RECORD EXTRACTS:
◇ ◇ ◇ ◇ ◇

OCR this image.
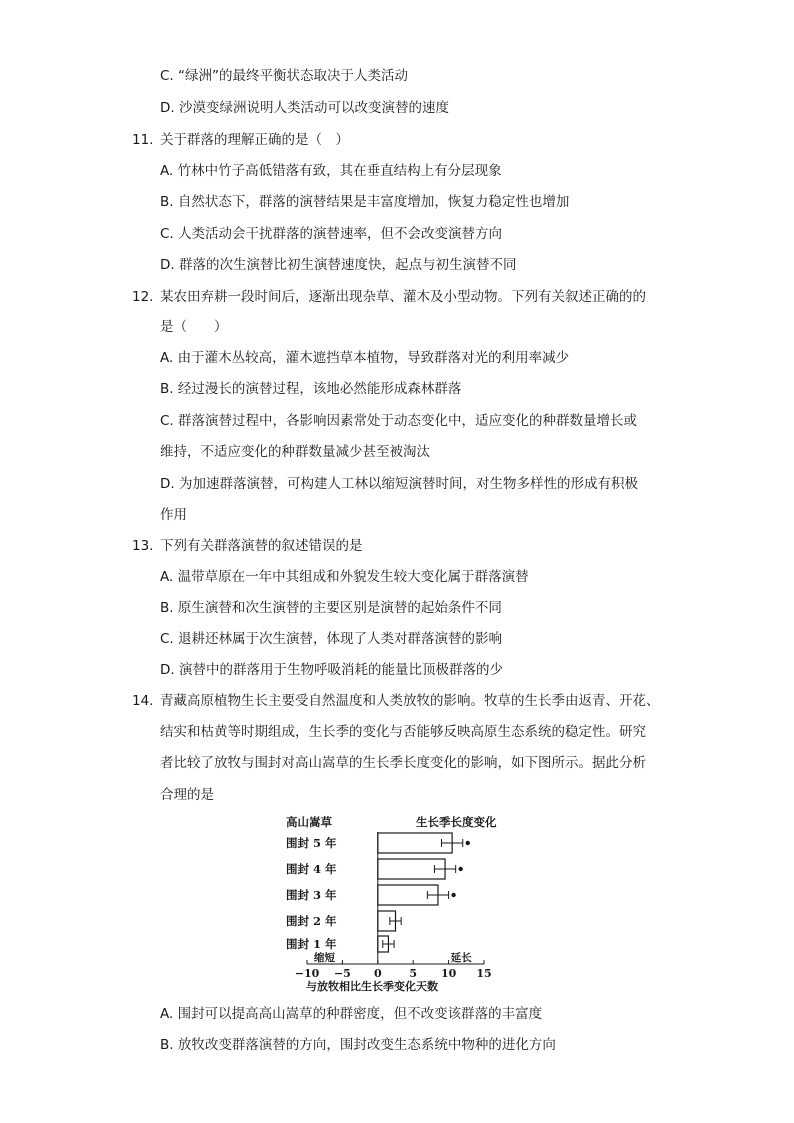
C. “绿洲”的最终平衡状态取决于人类活动
D. 沙漠变绿洲说明人类活动可以改变演替的速度
11. 关于群落的理解正确的是（　）
A. 竹林中竹子高低错落有致，其在垂直结构上有分层现象
B. 自然状态下，群落的演替结果是丰富度增加，恢复力稳定性也增加
C. 人类活动会干扰群落的演替速率，但不会改变演替方向
D. 群落的次生演替比初生演替速度快，起点与初生演替不同
12. 某农田弃耕一段时间后，逐渐出现杂草、灌木及小型动物。下列有关叙述正确的的
是（　　）
A. 由于灌木丛较高，灌木遮挡草本植物，导致群落对光的利用率减少
B. 经过漫长的演替过程，该地必然能形成森林群落
C. 群落演替过程中，各影响因素常处于动态变化中，适应变化的种群数量增长或
维持，不适应变化的种群数量减少甚至被淘汰
D. 为加速群落演替，可构建人工林以缩短演替时间，对生物多样性的形成有积极
作用
13. 下列有关群落演替的叙述错误的是
A. 温带草原在一年中其组成和外貌发生较大变化属于群落演替
B. 原生演替和次生演替的主要区别是演替的起始条件不同
C. 退耕还林属于次生演替，体现了人类对群落演替的影响
D. 演替中的群落用于生物呼吸消耗的能量比顶极群落的少
14. 青藏高原植物生长主要受自然温度和人类放牧的影响。牧草的生长季由返青、开花、
结实和枯黄等时期组成，生长季的变化与否能够反映高原生态系统的稳定性。研究
者比较了放牧与围封对高山嵩草的生长季长度变化的影响，如下图所示。据此分析
合理的是
高山嵩草	生长季长度变化
围封 5 年
围封 4 年
围封 3 年
围封 2 年
围封 1 年
−10 −5 0	5 10 15
缩短	延长
与放牧相比生长季变化天数
A. 围封可以提高高山嵩草的种群密度，但不改变该群落的丰富度
B. 放牧改变群落演替的方向，围封改变生态系统中物种的进化方向
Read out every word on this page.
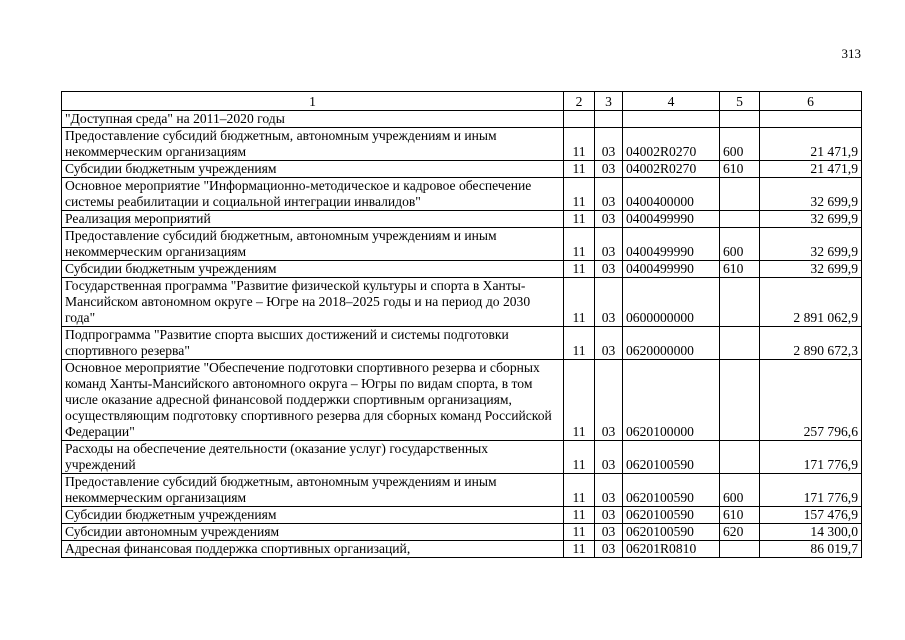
313
1	2	3	4	5	6
"Доступная среда" на 2011–2020 годы					
Предоставление субсидий бюджетным, автономным учреждениям и иным некоммерческим организациям	11	03	04002R0270	600	21 471,9
Субсидии бюджетным учреждениям	11	03	04002R0270	610	21 471,9
Основное мероприятие "Информационно-методическое и кадровое обеспечение системы реабилитации и социальной интеграции инвалидов"	11	03	0400400000		32 699,9
Реализация мероприятий	11	03	0400499990		32 699,9
Предоставление субсидий бюджетным, автономным учреждениям и иным некоммерческим организациям	11	03	0400499990	600	32 699,9
Субсидии бюджетным учреждениям	11	03	0400499990	610	32 699,9
Государственная программа "Развитие физической культуры и спорта в Ханты-Мансийском автономном округе – Югре на 2018–2025 годы и на период до 2030 года"	11	03	0600000000		2 891 062,9
Подпрограмма "Развитие спорта высших достижений и системы подготовки спортивного резерва"	11	03	0620000000		2 890 672,3
Основное мероприятие "Обеспечение подготовки спортивного резерва и сборных команд Ханты-Мансийского автономного округа – Югры по видам спорта, в том числе оказание адресной финансовой поддержки спортивным организациям, осуществляющим подготовку спортивного резерва для сборных команд Российской Федерации"	11	03	0620100000		257 796,6
Расходы на обеспечение деятельности (оказание услуг) государственных учреждений	11	03	0620100590		171 776,9
Предоставление субсидий бюджетным, автономным учреждениям и иным некоммерческим организациям	11	03	0620100590	600	171 776,9
Субсидии бюджетным учреждениям	11	03	0620100590	610	157 476,9
Субсидии автономным учреждениям	11	03	0620100590	620	14 300,0
Адресная финансовая поддержка спортивных организаций,	11	03	06201R0810		86 019,7
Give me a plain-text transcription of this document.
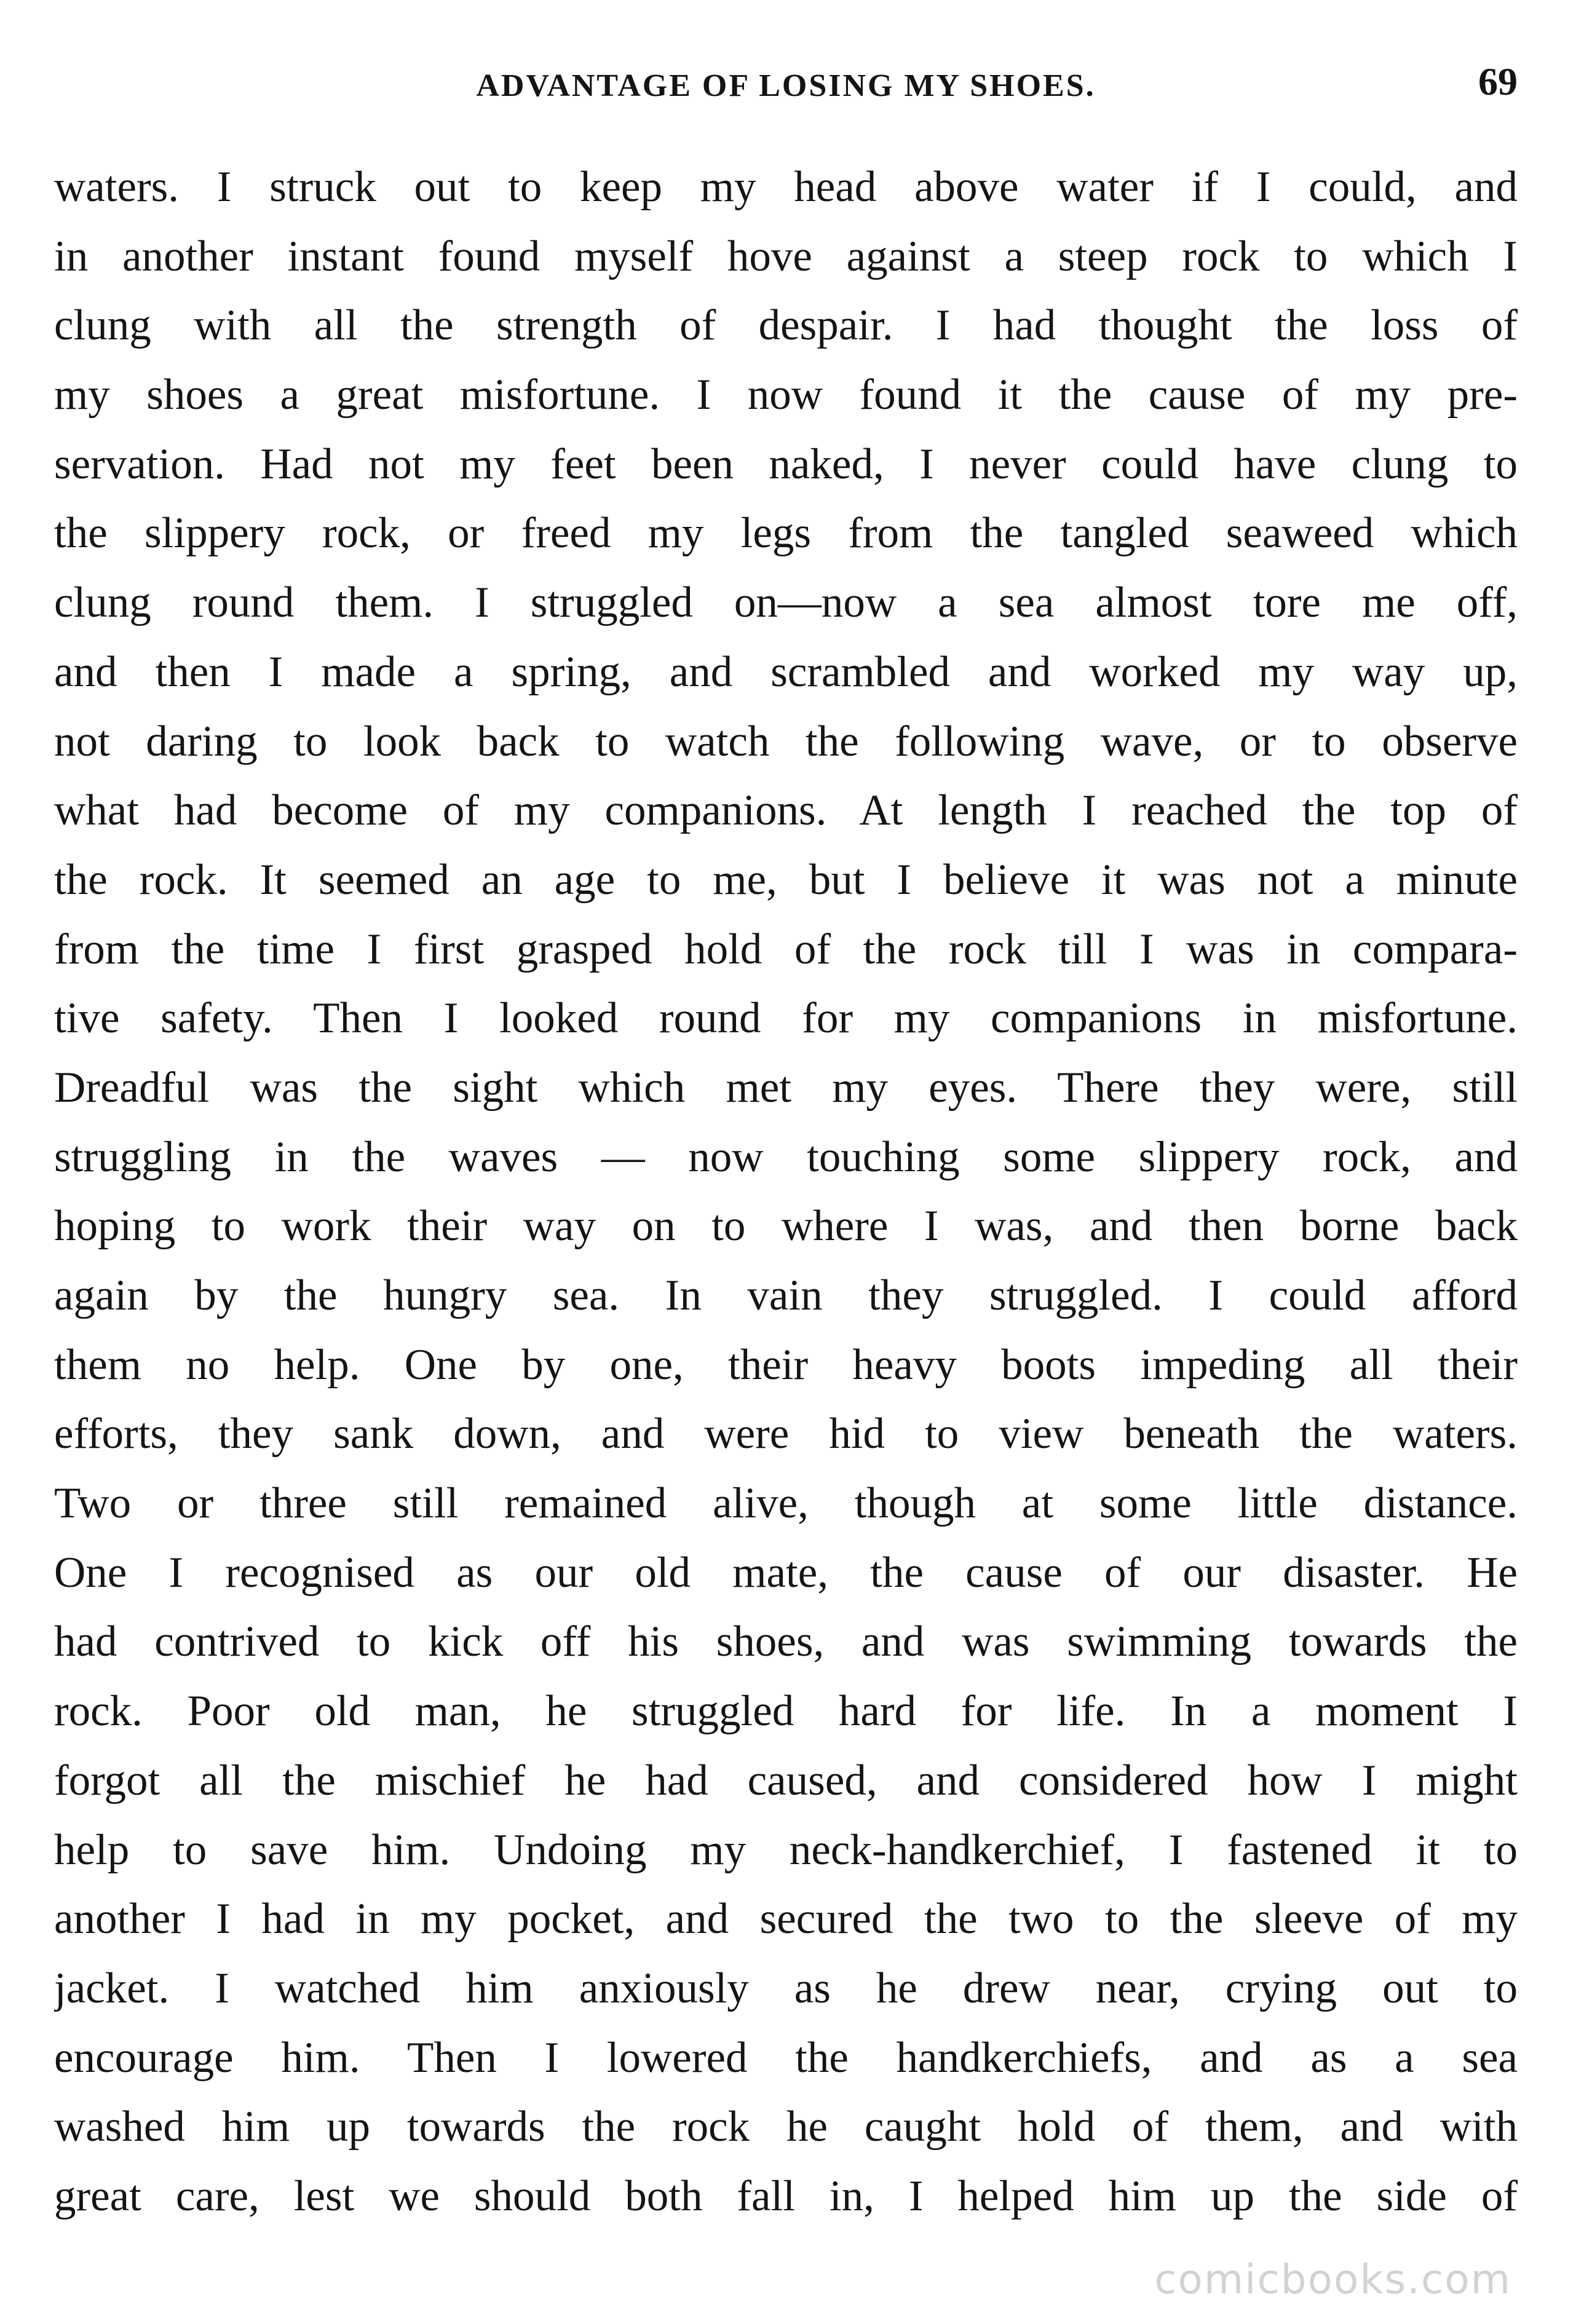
ADVANTAGE OF LOSING MY SHOES.	69
waters. I struck out to keep my head above water if I could, and
in another instant found myself hove against a steep rock to which I
clung with all the strength of despair. I had thought the loss of
my shoes a great misfortune. I now found it the cause of my pre-
servation. Had not my feet been naked, I never could have clung to
the slippery rock, or freed my legs from the tangled seaweed which
clung round them. I struggled on—now a sea almost tore me off,
and then I made a spring, and scrambled and worked my way up,
not daring to look back to watch the following wave, or to observe
what had become of my companions. At length I reached the top of
the rock. It seemed an age to me, but I believe it was not a minute
from the time I first grasped hold of the rock till I was in compara-
tive safety. Then I looked round for my companions in misfortune.
Dreadful was the sight which met my eyes. There they were, still
struggling in the waves — now touching some slippery rock, and
hoping to work their way on to where I was, and then borne back
again by the hungry sea. In vain they struggled. I could afford
them no help. One by one, their heavy boots impeding all their
efforts, they sank down, and were hid to view beneath the waters.
Two or three still remained alive, though at some little distance.
One I recognised as our old mate, the cause of our disaster. He
had contrived to kick off his shoes, and was swimming towards the
rock. Poor old man, he struggled hard for life. In a moment I
forgot all the mischief he had caused, and considered how I might
help to save him. Undoing my neck-handkerchief, I fastened it to
another I had in my pocket, and secured the two to the sleeve of my
jacket. I watched him anxiously as he drew near, crying out to
encourage him. Then I lowered the handkerchiefs, and as a sea
washed him up towards the rock he caught hold of them, and with
great care, lest we should both fall in, I helped him up the side of
comicbooks.com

◇ ◇ ◇ ◇ ◇

PROBLEM TO SOLVE: Copy out the data above exactly, except the pictures.

COMPLETE ANSWER:
OCR this image.
C. “绿洲”的最终平衡状态取决于人类活动
D. 沙漠变绿洲说明人类活动可以改变演替的速度
11. 关于群落的理解正确的是（　）
A. 竹林中竹子高低错落有致，其在垂直结构上有分层现象
B. 自然状态下，群落的演替结果是丰富度增加，恢复力稳定性也增加
C. 人类活动会干扰群落的演替速率，但不会改变演替方向
D. 群落的次生演替比初生演替速度快，起点与初生演替不同
12. 某农田弃耕一段时间后，逐渐出现杂草、灌木及小型动物。下列有关叙述正确的的
是（　　）
A. 由于灌木丛较高，灌木遮挡草本植物，导致群落对光的利用率减少
B. 经过漫长的演替过程，该地必然能形成森林群落
C. 群落演替过程中，各影响因素常处于动态变化中，适应变化的种群数量增长或
维持，不适应变化的种群数量减少甚至被淘汰
D. 为加速群落演替，可构建人工林以缩短演替时间，对生物多样性的形成有积极
作用
13. 下列有关群落演替的叙述错误的是
A. 温带草原在一年中其组成和外貌发生较大变化属于群落演替
B. 原生演替和次生演替的主要区别是演替的起始条件不同
C. 退耕还林属于次生演替，体现了人类对群落演替的影响
D. 演替中的群落用于生物呼吸消耗的能量比顶极群落的少
14. 青藏高原植物生长主要受自然温度和人类放牧的影响。牧草的生长季由返青、开花、
结实和枯黄等时期组成，生长季的变化与否能够反映高原生态系统的稳定性。研究
者比较了放牧与围封对高山嵩草的生长季长度变化的影响，如下图所示。据此分析
合理的是
高山嵩草	生长季长度变化
围封 5 年
围封 4 年
围封 3 年
围封 2 年
围封 1 年
−10 −5 0	5 10 15
缩短	延长
与放牧相比生长季变化天数
A. 围封可以提高高山嵩草的种群密度，但不改变该群落的丰富度
B. 放牧改变群落演替的方向，围封改变生态系统中物种的进化方向
Read out every word on this page.
313
1	2	3	4	5	6
"Доступная среда" на 2011–2020 годы					
Предоставление субсидий бюджетным, автономным учреждениям и иным некоммерческим организациям	11	03	04002R0270	600	21 471,9
Субсидии бюджетным учреждениям	11	03	04002R0270	610	21 471,9
Основное мероприятие "Информационно-методическое и кадровое обеспечение системы реабилитации и социальной интеграции инвалидов"	11	03	0400400000		32 699,9
Реализация мероприятий	11	03	0400499990		32 699,9
Предоставление субсидий бюджетным, автономным учреждениям и иным некоммерческим организациям	11	03	0400499990	600	32 699,9
Субсидии бюджетным учреждениям	11	03	0400499990	610	32 699,9
Государственная программа "Развитие физической культуры и спорта в Ханты-Мансийском автономном округе – Югре на 2018–2025 годы и на период до 2030 года"	11	03	0600000000		2 891 062,9
Подпрограмма "Развитие спорта высших достижений и системы подготовки спортивного резерва"	11	03	0620000000		2 890 672,3
Основное мероприятие "Обеспечение подготовки спортивного резерва и сборных команд Ханты-Мансийского автономного округа – Югры по видам спорта, в том числе оказание адресной финансовой поддержки спортивным организациям, осуществляющим подготовку спортивного резерва для сборных команд Российской Федерации"	11	03	0620100000		257 796,6
Расходы на обеспечение деятельности (оказание услуг) государственных учреждений	11	03	0620100590		171 776,9
Предоставление субсидий бюджетным, автономным учреждениям и иным некоммерческим организациям	11	03	0620100590	600	171 776,9
Субсидии бюджетным учреждениям	11	03	0620100590	610	157 476,9
Субсидии автономным учреждениям	11	03	0620100590	620	14 300,0
Адресная финансовая поддержка спортивных организаций,	11	03	06201R0810		86 019,7
Give me a plain-text transcription of this document.
ADVANTAGE OF LOSING MY SHOES.	69
waters. I struck out to keep my head above water if I could, and
in another instant found myself hove against a steep rock to which I
clung with all the strength of despair. I had thought the loss of
my shoes a great misfortune. I now found it the cause of my pre-
servation. Had not my feet been naked, I never could have clung to
the slippery rock, or freed my legs from the tangled seaweed which
clung round them. I struggled on—now a sea almost tore me off,
and then I made a spring, and scrambled and worked my way up,
not daring to look back to watch the following wave, or to observe
what had become of my companions. At length I reached the top of
the rock. It seemed an age to me, but I believe it was not a minute
from the time I first grasped hold of the rock till I was in compara-
tive safety. Then I looked round for my companions in misfortune.
Dreadful was the sight which met my eyes. There they were, still
struggling in the waves — now touching some slippery rock, and
hoping to work their way on to where I was, and then borne back
again by the hungry sea. In vain they struggled. I could afford
them no help. One by one, their heavy boots impeding all their
efforts, they sank down, and were hid to view beneath the waters.
Two or three still remained alive, though at some little distance.
One I recognised as our old mate, the cause of our disaster. He
had contrived to kick off his shoes, and was swimming towards the
rock. Poor old man, he struggled hard for life. In a moment I
forgot all the mischief he had caused, and considered how I might
help to save him. Undoing my neck-handkerchief, I fastened it to
another I had in my pocket, and secured the two to the sleeve of my
jacket. I watched him anxiously as he drew near, crying out to
encourage him. Then I lowered the handkerchiefs, and as a sea
washed him up towards the rock he caught hold of them, and with
great care, lest we should both fall in, I helped him up the side of
comicbooks.com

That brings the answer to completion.